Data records
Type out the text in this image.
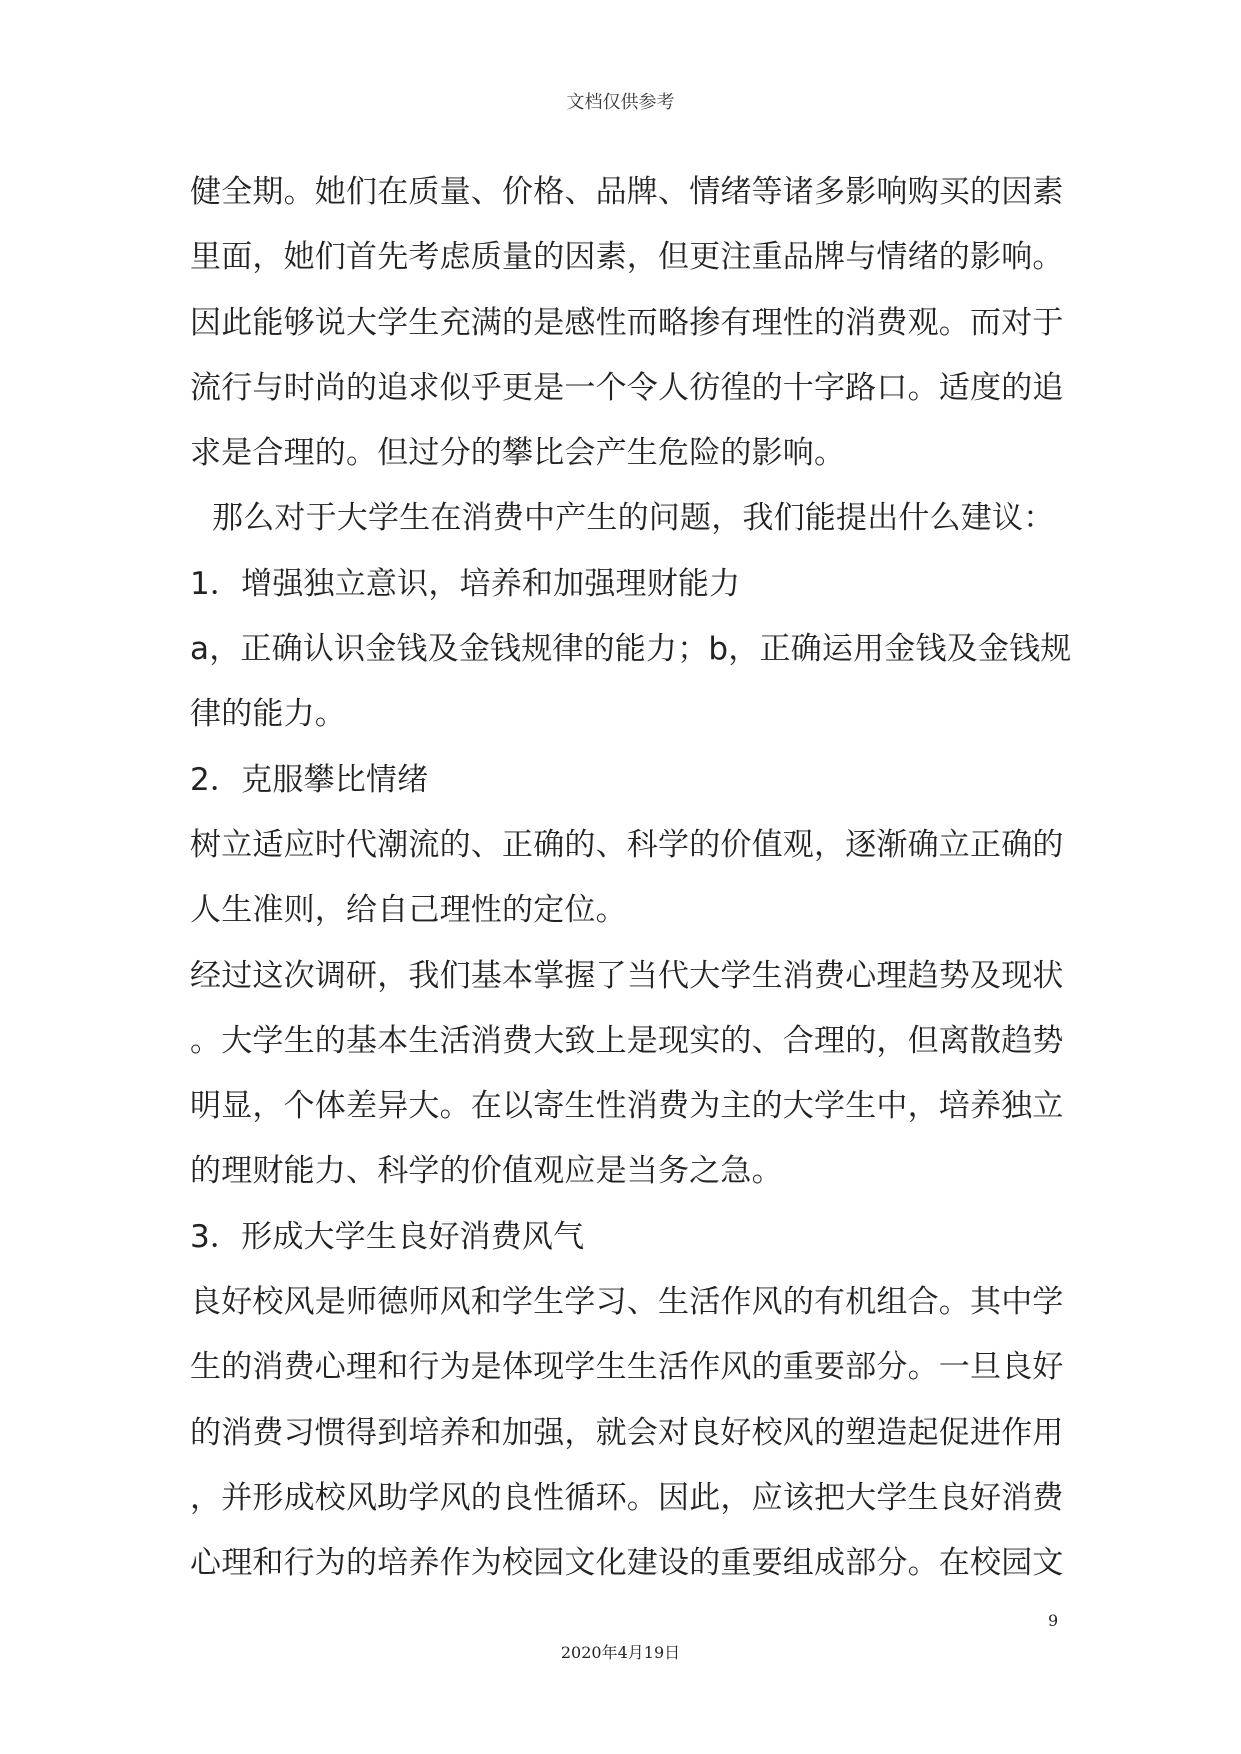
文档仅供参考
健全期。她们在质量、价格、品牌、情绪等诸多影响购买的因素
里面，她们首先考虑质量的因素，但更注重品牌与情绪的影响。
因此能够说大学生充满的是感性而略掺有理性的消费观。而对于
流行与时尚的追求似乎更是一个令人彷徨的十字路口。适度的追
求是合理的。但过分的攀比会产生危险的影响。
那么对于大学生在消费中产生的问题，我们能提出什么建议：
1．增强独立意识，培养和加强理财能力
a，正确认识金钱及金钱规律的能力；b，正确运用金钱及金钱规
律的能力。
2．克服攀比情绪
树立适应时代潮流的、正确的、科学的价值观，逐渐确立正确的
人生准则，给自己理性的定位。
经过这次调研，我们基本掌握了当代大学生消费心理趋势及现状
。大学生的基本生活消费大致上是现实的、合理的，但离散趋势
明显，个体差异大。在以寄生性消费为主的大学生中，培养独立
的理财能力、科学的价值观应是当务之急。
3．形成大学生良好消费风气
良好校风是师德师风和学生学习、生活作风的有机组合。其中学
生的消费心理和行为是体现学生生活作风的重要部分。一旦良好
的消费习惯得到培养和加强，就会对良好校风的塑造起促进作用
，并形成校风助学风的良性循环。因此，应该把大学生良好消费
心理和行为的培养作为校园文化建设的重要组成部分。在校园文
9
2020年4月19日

...

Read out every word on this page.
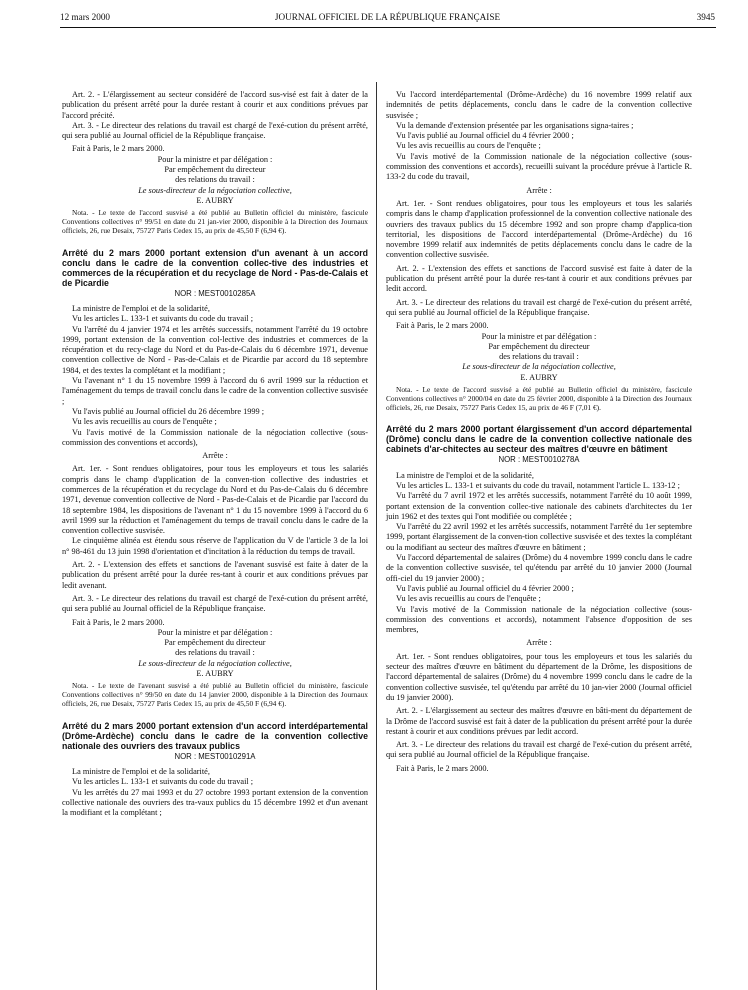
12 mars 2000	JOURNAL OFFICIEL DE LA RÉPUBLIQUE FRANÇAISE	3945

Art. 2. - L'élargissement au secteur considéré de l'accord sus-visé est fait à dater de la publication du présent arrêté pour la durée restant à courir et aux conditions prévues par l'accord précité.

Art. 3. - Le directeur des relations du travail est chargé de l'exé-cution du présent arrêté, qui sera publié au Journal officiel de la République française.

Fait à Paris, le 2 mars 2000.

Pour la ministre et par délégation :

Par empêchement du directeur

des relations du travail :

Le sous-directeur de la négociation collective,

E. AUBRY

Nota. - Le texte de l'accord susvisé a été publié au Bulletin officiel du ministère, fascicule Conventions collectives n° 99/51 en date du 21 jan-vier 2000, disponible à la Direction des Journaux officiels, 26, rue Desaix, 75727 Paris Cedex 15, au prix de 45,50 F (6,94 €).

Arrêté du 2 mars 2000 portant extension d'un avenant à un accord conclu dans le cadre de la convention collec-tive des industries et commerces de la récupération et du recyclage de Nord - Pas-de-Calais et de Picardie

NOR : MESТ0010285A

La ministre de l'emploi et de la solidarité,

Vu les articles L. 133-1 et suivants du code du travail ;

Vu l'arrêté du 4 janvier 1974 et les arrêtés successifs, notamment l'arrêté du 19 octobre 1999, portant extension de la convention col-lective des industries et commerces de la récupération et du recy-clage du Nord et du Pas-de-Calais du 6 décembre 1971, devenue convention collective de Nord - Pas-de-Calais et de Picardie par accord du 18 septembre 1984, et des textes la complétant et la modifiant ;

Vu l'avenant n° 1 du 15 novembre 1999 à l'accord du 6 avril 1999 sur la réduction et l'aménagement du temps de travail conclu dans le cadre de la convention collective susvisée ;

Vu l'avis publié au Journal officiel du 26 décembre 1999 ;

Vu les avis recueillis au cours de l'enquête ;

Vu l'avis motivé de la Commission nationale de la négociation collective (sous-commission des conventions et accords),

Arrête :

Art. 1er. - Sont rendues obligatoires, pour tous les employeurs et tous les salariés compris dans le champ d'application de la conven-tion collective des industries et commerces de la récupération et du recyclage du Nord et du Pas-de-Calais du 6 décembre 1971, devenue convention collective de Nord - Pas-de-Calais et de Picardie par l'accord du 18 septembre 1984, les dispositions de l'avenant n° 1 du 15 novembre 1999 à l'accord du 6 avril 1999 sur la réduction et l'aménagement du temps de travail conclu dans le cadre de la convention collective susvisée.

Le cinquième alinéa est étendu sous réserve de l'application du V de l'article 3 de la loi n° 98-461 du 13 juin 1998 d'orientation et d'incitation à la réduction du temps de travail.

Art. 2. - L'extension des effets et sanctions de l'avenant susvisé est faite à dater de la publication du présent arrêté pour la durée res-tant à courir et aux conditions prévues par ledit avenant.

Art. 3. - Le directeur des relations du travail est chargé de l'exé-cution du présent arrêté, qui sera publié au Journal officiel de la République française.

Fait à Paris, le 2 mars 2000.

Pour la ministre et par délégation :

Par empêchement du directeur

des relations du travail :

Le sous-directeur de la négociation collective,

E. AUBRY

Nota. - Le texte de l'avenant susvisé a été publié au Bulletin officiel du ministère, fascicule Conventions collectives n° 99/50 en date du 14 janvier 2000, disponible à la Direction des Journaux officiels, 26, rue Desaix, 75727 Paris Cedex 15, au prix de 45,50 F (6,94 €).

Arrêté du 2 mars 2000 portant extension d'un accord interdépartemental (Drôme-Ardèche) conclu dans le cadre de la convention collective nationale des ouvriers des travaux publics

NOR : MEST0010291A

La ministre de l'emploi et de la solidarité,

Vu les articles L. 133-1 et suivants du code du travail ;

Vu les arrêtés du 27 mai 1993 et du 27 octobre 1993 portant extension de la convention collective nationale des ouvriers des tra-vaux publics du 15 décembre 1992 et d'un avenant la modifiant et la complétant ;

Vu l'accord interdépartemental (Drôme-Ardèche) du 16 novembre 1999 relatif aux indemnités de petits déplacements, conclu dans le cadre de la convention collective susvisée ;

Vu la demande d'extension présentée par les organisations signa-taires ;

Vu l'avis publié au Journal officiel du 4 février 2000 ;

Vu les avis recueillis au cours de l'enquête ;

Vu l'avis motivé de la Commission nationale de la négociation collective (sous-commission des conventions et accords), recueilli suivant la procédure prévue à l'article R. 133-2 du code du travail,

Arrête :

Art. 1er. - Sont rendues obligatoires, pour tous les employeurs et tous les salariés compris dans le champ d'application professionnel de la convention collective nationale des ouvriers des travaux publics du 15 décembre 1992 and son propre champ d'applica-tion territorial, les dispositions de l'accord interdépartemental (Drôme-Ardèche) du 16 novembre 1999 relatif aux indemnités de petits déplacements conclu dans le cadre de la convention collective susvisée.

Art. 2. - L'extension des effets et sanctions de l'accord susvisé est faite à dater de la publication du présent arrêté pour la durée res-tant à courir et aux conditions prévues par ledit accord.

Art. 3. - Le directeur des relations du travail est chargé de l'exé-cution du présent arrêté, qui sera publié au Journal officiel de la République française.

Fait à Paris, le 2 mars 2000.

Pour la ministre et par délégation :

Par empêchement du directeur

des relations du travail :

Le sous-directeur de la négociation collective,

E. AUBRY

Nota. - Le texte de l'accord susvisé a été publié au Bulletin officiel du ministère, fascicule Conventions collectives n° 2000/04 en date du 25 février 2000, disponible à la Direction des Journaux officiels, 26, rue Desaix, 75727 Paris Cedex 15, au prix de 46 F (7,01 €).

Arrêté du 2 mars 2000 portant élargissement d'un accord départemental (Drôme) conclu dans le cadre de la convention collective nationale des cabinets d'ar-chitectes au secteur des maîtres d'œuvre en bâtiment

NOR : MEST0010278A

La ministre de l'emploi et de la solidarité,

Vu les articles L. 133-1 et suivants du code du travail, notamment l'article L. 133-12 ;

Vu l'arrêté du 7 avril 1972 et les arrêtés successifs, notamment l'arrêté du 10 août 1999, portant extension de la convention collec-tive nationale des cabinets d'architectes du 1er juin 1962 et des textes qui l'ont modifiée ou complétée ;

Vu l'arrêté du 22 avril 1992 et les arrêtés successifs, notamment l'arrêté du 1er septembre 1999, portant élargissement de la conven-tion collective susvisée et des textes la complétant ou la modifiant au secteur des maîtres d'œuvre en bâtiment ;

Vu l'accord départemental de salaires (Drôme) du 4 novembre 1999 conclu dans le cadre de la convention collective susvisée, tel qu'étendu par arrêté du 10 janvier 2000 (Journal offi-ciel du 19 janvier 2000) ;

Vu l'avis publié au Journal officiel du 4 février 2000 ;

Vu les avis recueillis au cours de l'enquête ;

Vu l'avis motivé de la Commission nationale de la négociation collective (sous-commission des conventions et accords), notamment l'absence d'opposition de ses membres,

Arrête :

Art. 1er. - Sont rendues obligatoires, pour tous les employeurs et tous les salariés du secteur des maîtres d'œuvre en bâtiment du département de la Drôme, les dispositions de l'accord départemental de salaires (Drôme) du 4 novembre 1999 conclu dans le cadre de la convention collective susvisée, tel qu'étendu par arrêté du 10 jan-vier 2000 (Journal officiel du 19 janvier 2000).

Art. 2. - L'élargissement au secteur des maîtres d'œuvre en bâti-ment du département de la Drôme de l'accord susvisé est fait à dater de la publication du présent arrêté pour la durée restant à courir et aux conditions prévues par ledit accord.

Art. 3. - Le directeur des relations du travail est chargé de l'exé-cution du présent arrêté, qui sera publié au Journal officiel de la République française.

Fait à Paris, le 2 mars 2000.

▶ [WHAT IS EXPECTED] All lines above with "motivé" in them should be returned.

▶ [SOLUTION]
Vu l'avis motivé de la Commission nationale de la négociation collective (sous-commission des conventions et accords),
Vu l'avis motivé de la Commission nationale de la négociation collective (sous-commission des conventions et accords), recueilli suivant la procédure prévue à l'article R. 133-2 du code du travail,
Vu l'avis motivé de la Commission nationale de la négociation collective (sous-commission des conventions et accords), notamment l'absence d'opposition de ses membres,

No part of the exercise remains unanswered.